[Given task]
Make an exact copy of each entry, leaving out every picture.
....
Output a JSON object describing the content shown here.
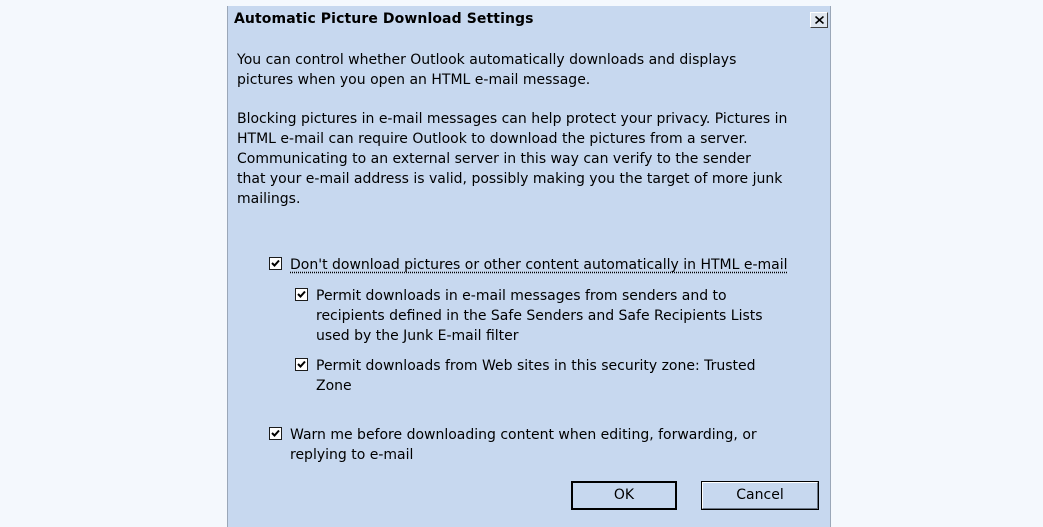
{
  "dialog": {
    "title": "Automatic Picture Download Settings",
    "close_icon": "close-x-icon",
    "paragraph1": "You can control whether Outlook automatically downloads and displays\npictures when you open an HTML e-mail message.",
    "paragraph2": "Blocking pictures in e-mail messages can help protect your privacy. Pictures in\nHTML e-mail can require Outlook to download the pictures from a server.\nCommunicating to an external server in this way can verify to the sender\nthat your e-mail address is valid, possibly making you the target of more junk\nmailings.",
    "options": [
      {
        "label": "Don't download pictures or other content automatically in HTML e-mail",
        "checked": true
      },
      {
        "label": "Permit downloads in e-mail messages from senders and to\nrecipients defined in the Safe Senders and Safe Recipients Lists\nused by the Junk E-mail filter",
        "checked": true
      },
      {
        "label": "Permit downloads from Web sites in this security zone: Trusted\nZone",
        "checked": true
      },
      {
        "label": "Warn me before downloading content when editing, forwarding, or\nreplying to e-mail",
        "checked": true
      }
    ],
    "ok_label": "OK",
    "cancel_label": "Cancel"
  }
}
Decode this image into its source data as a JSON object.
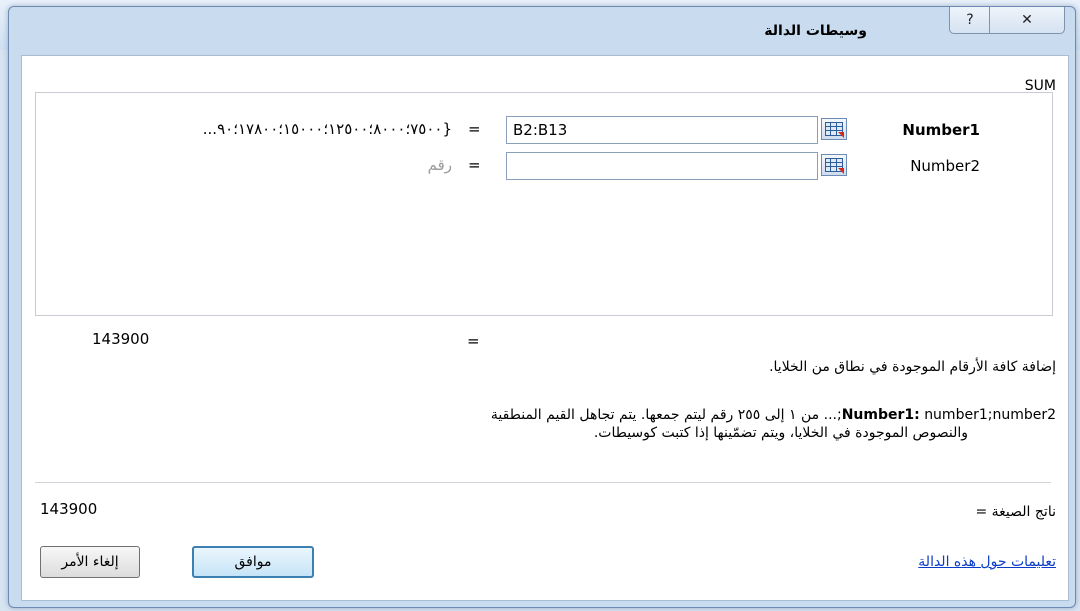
{
  "dialog": {
    "title": "وسيطات الدالة",
    "help_glyph": "?",
    "close_glyph": "✕"
  },
  "function_name": "SUM",
  "arguments": [
    {
      "name": "Number1",
      "value": "B2:B13",
      "preview": "{٧٥٠٠؛٨٠٠٠؛١٢٥٠٠؛١٥٠٠٠؛١٧٨٠٠؛٩٠...",
      "equals": "="
    },
    {
      "name": "Number2",
      "value": "",
      "preview": "رقم",
      "equals": "="
    }
  ],
  "function_result": {
    "equals": "=",
    "value": "143900"
  },
  "description": "إضافة كافة الأرقام الموجودة في نطاق من الخلايا.",
  "arg_help": {
    "label": "Number1:",
    "text_line1": "number1;number2;... من ١ إلى ٢٥٥ رقم ليتم جمعها. يتم تجاهل القيم المنطقية",
    "text_line2": "والنصوص الموجودة في الخلايا، ويتم تضمّينها إذا كتبت كوسيطات."
  },
  "formula_result": {
    "label": "ناتج الصيغة =",
    "value": "143900"
  },
  "help_link": "تعليمات حول هذه الدالة",
  "buttons": {
    "ok": "موافق",
    "cancel": "إلغاء الأمر"
  },
  "icons": {
    "ref": "range-select-icon"
  }
}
....
[The answer]
Output a JSON object describing the content shown here.
{
  "dialog": {
    "title": "Automatic Picture Download Settings",
    "close_icon": "close-x-icon",
    "paragraph1": "You can control whether Outlook automatically downloads and displays\npictures when you open an HTML e-mail message.",
    "paragraph2": "Blocking pictures in e-mail messages can help protect your privacy. Pictures in\nHTML e-mail can require Outlook to download the pictures from a server.\nCommunicating to an external server in this way can verify to the sender\nthat your e-mail address is valid, possibly making you the target of more junk\nmailings.",
    "options": [
      {
        "label": "Don't download pictures or other content automatically in HTML e-mail",
        "checked": true
      },
      {
        "label": "Permit downloads in e-mail messages from senders and to\nrecipients defined in the Safe Senders and Safe Recipients Lists\nused by the Junk E-mail filter",
        "checked": true
      },
      {
        "label": "Permit downloads from Web sites in this security zone: Trusted\nZone",
        "checked": true
      },
      {
        "label": "Warn me before downloading content when editing, forwarding, or\nreplying to e-mail",
        "checked": true
      }
    ],
    "ok_label": "OK",
    "cancel_label": "Cancel"
  }
}
Decode this image into its source data as a JSON object.
{
  "dialog": {
    "title": "وسيطات الدالة",
    "help_glyph": "?",
    "close_glyph": "✕"
  },
  "function_name": "SUM",
  "arguments": [
    {
      "name": "Number1",
      "value": "B2:B13",
      "preview": "{٧٥٠٠؛٨٠٠٠؛١٢٥٠٠؛١٥٠٠٠؛١٧٨٠٠؛٩٠...",
      "equals": "="
    },
    {
      "name": "Number2",
      "value": "",
      "preview": "رقم",
      "equals": "="
    }
  ],
  "function_result": {
    "equals": "=",
    "value": "143900"
  },
  "description": "إضافة كافة الأرقام الموجودة في نطاق من الخلايا.",
  "arg_help": {
    "label": "Number1:",
    "text_line1": "number1;number2;... من ١ إلى ٢٥٥ رقم ليتم جمعها. يتم تجاهل القيم المنطقية",
    "text_line2": "والنصوص الموجودة في الخلايا، ويتم تضمّينها إذا كتبت كوسيطات."
  },
  "formula_result": {
    "label": "ناتج الصيغة =",
    "value": "143900"
  },
  "help_link": "تعليمات حول هذه الدالة",
  "buttons": {
    "ok": "موافق",
    "cancel": "إلغاء الأمر"
  },
  "icons": {
    "ref": "range-select-icon"
  }
}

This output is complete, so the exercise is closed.